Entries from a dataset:
********

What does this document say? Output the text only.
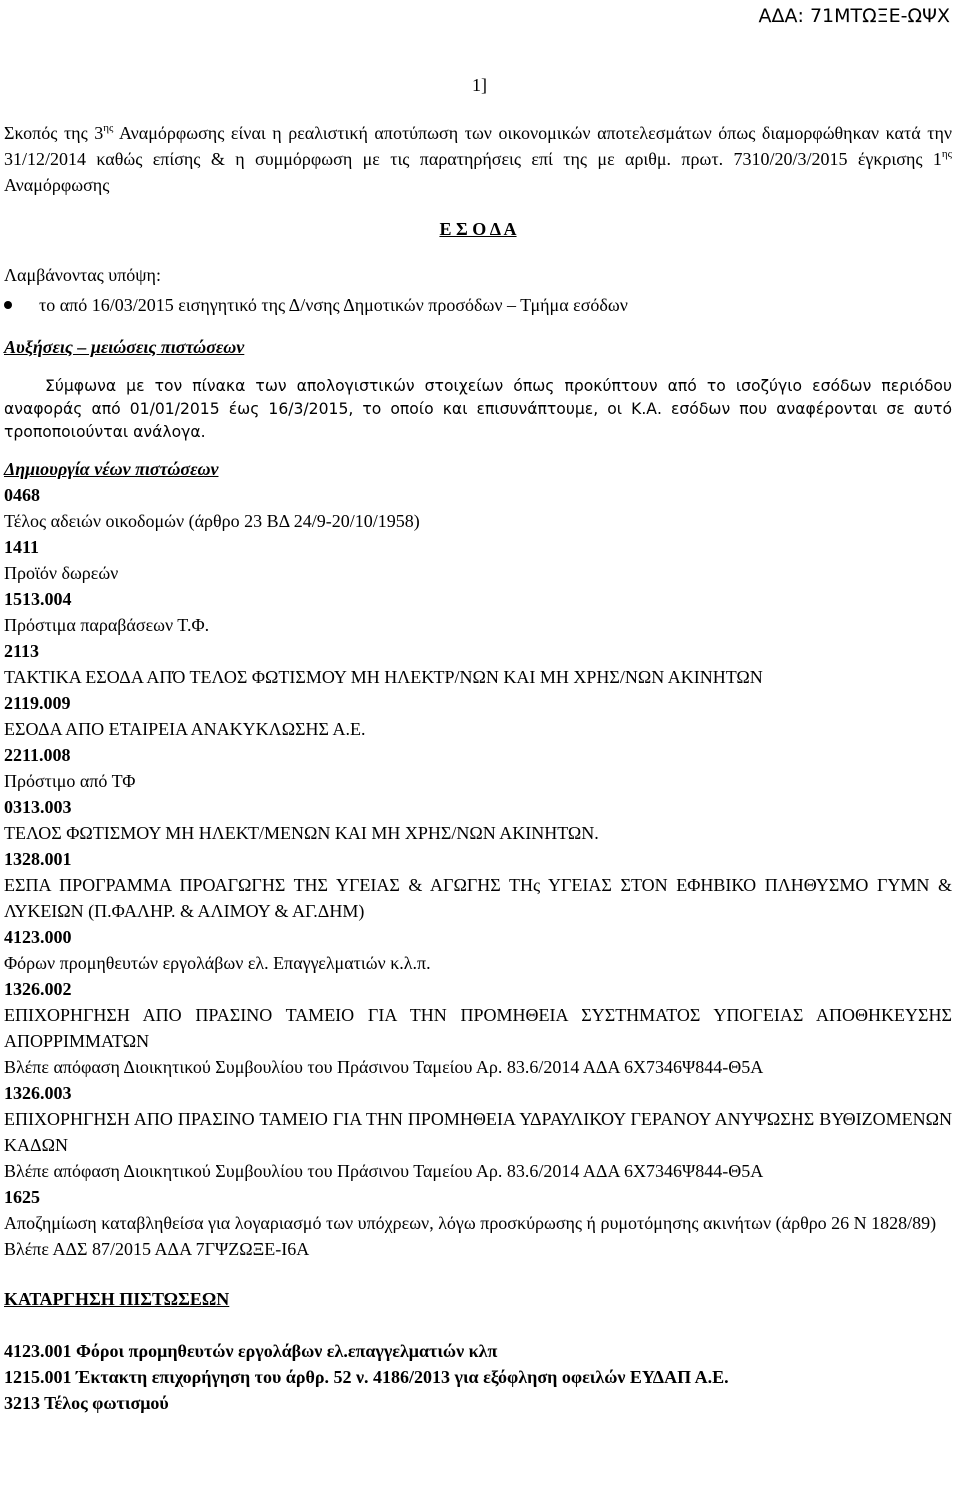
ΑΔΑ: 71ΜΤΩΞΕ-ΩΨΧ
1]

Σκοπός της $3^{\eta\varsigma}$ Αναμόρφωσης είναι η ρεαλιστική αποτύπωση των οικονομικών αποτελεσμάτων όπως διαμορφώθηκαν κατά την 31/12/2014 καθώς επίσης & η συμμόρφωση με τις παρατηρήσεις επί της με αριθμ. πρωτ. 7310/20/3/2015 έγκρισης $1^{\eta\varsigma}$ Αναμόρφωσης

Ε Σ Ο Δ Α

Λαμβάνοντας υπόψη:

το από 16/03/2015 εισηγητικό της Δ/νσης Δημοτικών προσόδων – Τμήμα εσόδων

Αυξήσεις – μειώσεις πιστώσεων

Σύμφωνα με τον πίνακα των απολογιστικών στοιχείων όπως προκύπτουν από το ισοζύγιο εσόδων περιόδου αναφοράς από 01/01/2015 έως 16/3/2015, το οποίο και επισυνάπτουμε, οι Κ.Α. εσόδων που αναφέρονται σε αυτό τροποποιούνται ανάλογα.

Δημιουργία νέων πιστώσεων

0468

Τέλος αδειών οικοδομών (άρθρο 23 ΒΔ 24/9-20/10/1958)

1411

Προϊόν δωρεών

1513.004

Πρόστιμα παραβάσεων Τ.Φ.

2113

ΤΑΚΤΙΚΑ ΕΣΟΔΑ ΑΠΌ ΤΕΛΟΣ ΦΩΤΙΣΜΟΥ ΜΗ ΗΛΕΚΤΡ/ΝΩΝ ΚΑΙ ΜΗ ΧΡΗΣ/ΝΩΝ ΑΚΙΝΗΤΩΝ

2119.009

ΕΣΟΔΑ ΑΠΟ ΕΤΑΙΡΕΙΑ ΑΝΑΚΥΚΛΩΣΗΣ Α.Ε.

2211.008

Πρόστιμο από ΤΦ

0313.003

ΤΕΛΟΣ ΦΩΤΙΣΜΟΥ ΜΗ ΗΛΕΚΤ/ΜΕΝΩΝ ΚΑΙ ΜΗ ΧΡΗΣ/ΝΩΝ ΑΚΙΝΗΤΩΝ.

1328.001

ΕΣΠΑ ΠΡΟΓΡΑΜΜΑ ΠΡΟΑΓΩΓΗΣ ΤΗΣ ΥΓΕΙΑΣ & ΑΓΩΓΗΣ ΤΗς ΥΓΕΙΑΣ ΣΤΟΝ ΕΦΗΒΙΚΟ ΠΛΗΘΥΣΜΟ ΓΥΜΝ & ΛΥΚΕΙΩΝ (Π.ΦΑΛΗΡ. & ΑΛΙΜΟΥ & ΑΓ.ΔΗΜ)

4123.000

Φόρων προμηθευτών εργολάβων ελ. Επαγγελματιών κ.λ.π.

1326.002

ΕΠΙΧΟΡΗΓΗΣΗ ΑΠΟ ΠΡΑΣΙΝΟ ΤΑΜΕΙΟ ΓΙΑ ΤΗΝ ΠΡΟΜΗΘΕΙΑ ΣΥΣΤΗΜΑΤΟΣ ΥΠΟΓΕΙΑΣ ΑΠΟΘΗΚΕΥΣΗΣ ΑΠΟΡΡΙΜΜΑΤΩΝ

Βλέπε απόφαση Διοικητικού Συμβουλίου του Πράσινου Ταμείου Αρ. 83.6/2014 ΑΔΑ 6Χ7346Ψ844-Θ5Α

1326.003

ΕΠΙΧΟΡΗΓΗΣΗ ΑΠΟ ΠΡΑΣΙΝΟ ΤΑΜΕΙΟ ΓΙΑ ΤΗΝ ΠΡΟΜΗΘΕΙΑ ΥΔΡΑΥΛΙΚΟΥ ΓΕΡΑΝΟΥ ΑΝΥΨΩΣΗΣ ΒΥΘΙΖΟΜΕΝΩΝ ΚΑΔΩΝ

Βλέπε απόφαση Διοικητικού Συμβουλίου του Πράσινου Ταμείου Αρ. 83.6/2014 ΑΔΑ 6Χ7346Ψ844-Θ5Α

1625

Αποζημίωση καταβληθείσα για λογαριασμό των υπόχρεων, λόγω προσκύρωσης ή ρυμοτόμησης ακινήτων (άρθρο 26 Ν 1828/89)

Βλέπε ΑΔΣ 87/2015 ΑΔΑ 7ΓΨΖΩΞΕ-Ι6Α

ΚΑΤΑΡΓΗΣΗ ΠΙΣΤΩΣΕΩΝ

4123.001 Φόροι προμηθευτών εργολάβων ελ.επαγγελματιών κλπ

1215.001 Έκτακτη επιχορήγηση του άρθρ. 52 ν. 4186/2013 για εξόφληση οφειλών ΕΥΔΑΠ Α.Ε.

3213 Τέλος φωτισμού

********

Problem to solve:
Identify and extract each line of the listing that contains "ΤΑΜΕΙΟ".

Exercise output:
ΕΠΙΧΟΡΗΓΗΣΗ ΑΠΟ ΠΡΑΣΙΝΟ ΤΑΜΕΙΟ ΓΙΑ ΤΗΝ ΠΡΟΜΗΘΕΙΑ ΣΥΣΤΗΜΑΤΟΣ ΥΠΟΓΕΙΑΣ ΑΠΟΘΗΚΕΥΣΗΣ ΑΠΟΡΡΙΜΜΑΤΩΝ
ΕΠΙΧΟΡΗΓΗΣΗ ΑΠΟ ΠΡΑΣΙΝΟ ΤΑΜΕΙΟ ΓΙΑ ΤΗΝ ΠΡΟΜΗΘΕΙΑ ΥΔΡΑΥΛΙΚΟΥ ΓΕΡΑΝΟΥ ΑΝΥΨΩΣΗΣ ΒΥΘΙΖΟΜΕΝΩΝ ΚΑΔΩΝ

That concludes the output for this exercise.